| EXERCISE DETAILS |
The data below is to be returned in full and exactly.

| DATASET ROWS |

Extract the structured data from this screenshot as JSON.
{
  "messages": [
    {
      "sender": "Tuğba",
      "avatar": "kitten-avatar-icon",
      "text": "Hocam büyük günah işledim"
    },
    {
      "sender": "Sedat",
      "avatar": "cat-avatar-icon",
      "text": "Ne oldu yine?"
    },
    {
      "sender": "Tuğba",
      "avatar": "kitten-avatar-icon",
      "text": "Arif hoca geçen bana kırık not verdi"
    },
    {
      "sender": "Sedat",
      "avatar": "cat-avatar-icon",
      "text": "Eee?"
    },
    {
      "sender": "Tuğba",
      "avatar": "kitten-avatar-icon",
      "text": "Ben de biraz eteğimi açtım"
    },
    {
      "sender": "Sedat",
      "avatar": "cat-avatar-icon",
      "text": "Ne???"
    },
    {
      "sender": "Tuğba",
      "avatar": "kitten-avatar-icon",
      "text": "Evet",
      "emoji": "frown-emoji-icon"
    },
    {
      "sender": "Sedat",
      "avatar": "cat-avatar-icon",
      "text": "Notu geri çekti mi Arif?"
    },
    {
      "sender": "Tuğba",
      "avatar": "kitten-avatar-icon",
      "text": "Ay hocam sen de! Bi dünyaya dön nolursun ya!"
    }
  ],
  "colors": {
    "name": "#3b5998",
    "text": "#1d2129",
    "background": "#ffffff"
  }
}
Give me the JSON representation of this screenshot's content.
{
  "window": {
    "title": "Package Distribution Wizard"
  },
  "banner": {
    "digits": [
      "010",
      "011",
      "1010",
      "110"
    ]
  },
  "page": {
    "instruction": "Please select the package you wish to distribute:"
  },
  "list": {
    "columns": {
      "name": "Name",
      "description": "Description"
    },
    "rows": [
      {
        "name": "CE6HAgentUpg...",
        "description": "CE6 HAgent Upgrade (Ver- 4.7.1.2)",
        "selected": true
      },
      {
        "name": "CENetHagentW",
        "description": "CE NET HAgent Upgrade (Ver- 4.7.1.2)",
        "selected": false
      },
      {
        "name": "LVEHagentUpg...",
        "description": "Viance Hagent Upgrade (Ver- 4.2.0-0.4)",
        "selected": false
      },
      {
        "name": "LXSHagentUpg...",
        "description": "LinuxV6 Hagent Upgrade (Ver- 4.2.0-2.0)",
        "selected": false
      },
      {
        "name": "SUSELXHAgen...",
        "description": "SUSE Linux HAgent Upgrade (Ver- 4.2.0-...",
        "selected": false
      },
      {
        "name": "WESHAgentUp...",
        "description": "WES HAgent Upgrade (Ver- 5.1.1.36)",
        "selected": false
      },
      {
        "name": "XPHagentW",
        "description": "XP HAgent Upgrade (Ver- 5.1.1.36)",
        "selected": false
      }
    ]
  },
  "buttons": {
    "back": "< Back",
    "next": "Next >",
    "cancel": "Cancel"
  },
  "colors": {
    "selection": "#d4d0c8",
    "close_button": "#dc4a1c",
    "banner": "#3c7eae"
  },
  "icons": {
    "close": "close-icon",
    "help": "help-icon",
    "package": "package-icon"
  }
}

| TASK ANSWER |
Extract the structured data from this screenshot as JSON.
{
  "messages": [
    {
      "sender": "Tuğba",
      "avatar": "kitten-avatar-icon",
      "text": "Hocam büyük günah işledim"
    },
    {
      "sender": "Sedat",
      "avatar": "cat-avatar-icon",
      "text": "Ne oldu yine?"
    },
    {
      "sender": "Tuğba",
      "avatar": "kitten-avatar-icon",
      "text": "Arif hoca geçen bana kırık not verdi"
    },
    {
      "sender": "Sedat",
      "avatar": "cat-avatar-icon",
      "text": "Eee?"
    },
    {
      "sender": "Tuğba",
      "avatar": "kitten-avatar-icon",
      "text": "Ben de biraz eteğimi açtım"
    },
    {
      "sender": "Sedat",
      "avatar": "cat-avatar-icon",
      "text": "Ne???"
    },
    {
      "sender": "Tuğba",
      "avatar": "kitten-avatar-icon",
      "text": "Evet",
      "emoji": "frown-emoji-icon"
    },
    {
      "sender": "Sedat",
      "avatar": "cat-avatar-icon",
      "text": "Notu geri çekti mi Arif?"
    },
    {
      "sender": "Tuğba",
      "avatar": "kitten-avatar-icon",
      "text": "Ay hocam sen de! Bi dünyaya dön nolursun ya!"
    }
  ],
  "colors": {
    "name": "#3b5998",
    "text": "#1d2129",
    "background": "#ffffff"
  }
}
Give me the JSON representation of this screenshot's content.
{
  "window": {
    "title": "Package Distribution Wizard"
  },
  "banner": {
    "digits": [
      "010",
      "011",
      "1010",
      "110"
    ]
  },
  "page": {
    "instruction": "Please select the package you wish to distribute:"
  },
  "list": {
    "columns": {
      "name": "Name",
      "description": "Description"
    },
    "rows": [
      {
        "name": "CE6HAgentUpg...",
        "description": "CE6 HAgent Upgrade (Ver- 4.7.1.2)",
        "selected": true
      },
      {
        "name": "CENetHagentW",
        "description": "CE NET HAgent Upgrade (Ver- 4.7.1.2)",
        "selected": false
      },
      {
        "name": "LVEHagentUpg...",
        "description": "Viance Hagent Upgrade (Ver- 4.2.0-0.4)",
        "selected": false
      },
      {
        "name": "LXSHagentUpg...",
        "description": "LinuxV6 Hagent Upgrade (Ver- 4.2.0-2.0)",
        "selected": false
      },
      {
        "name": "SUSELXHAgen...",
        "description": "SUSE Linux HAgent Upgrade (Ver- 4.2.0-...",
        "selected": false
      },
      {
        "name": "WESHAgentUp...",
        "description": "WES HAgent Upgrade (Ver- 5.1.1.36)",
        "selected": false
      },
      {
        "name": "XPHagentW",
        "description": "XP HAgent Upgrade (Ver- 5.1.1.36)",
        "selected": false
      }
    ]
  },
  "buttons": {
    "back": "< Back",
    "next": "Next >",
    "cancel": "Cancel"
  },
  "colors": {
    "selection": "#d4d0c8",
    "close_button": "#dc4a1c",
    "banner": "#3c7eae"
  },
  "icons": {
    "close": "close-icon",
    "help": "help-icon",
    "package": "package-icon"
  }
}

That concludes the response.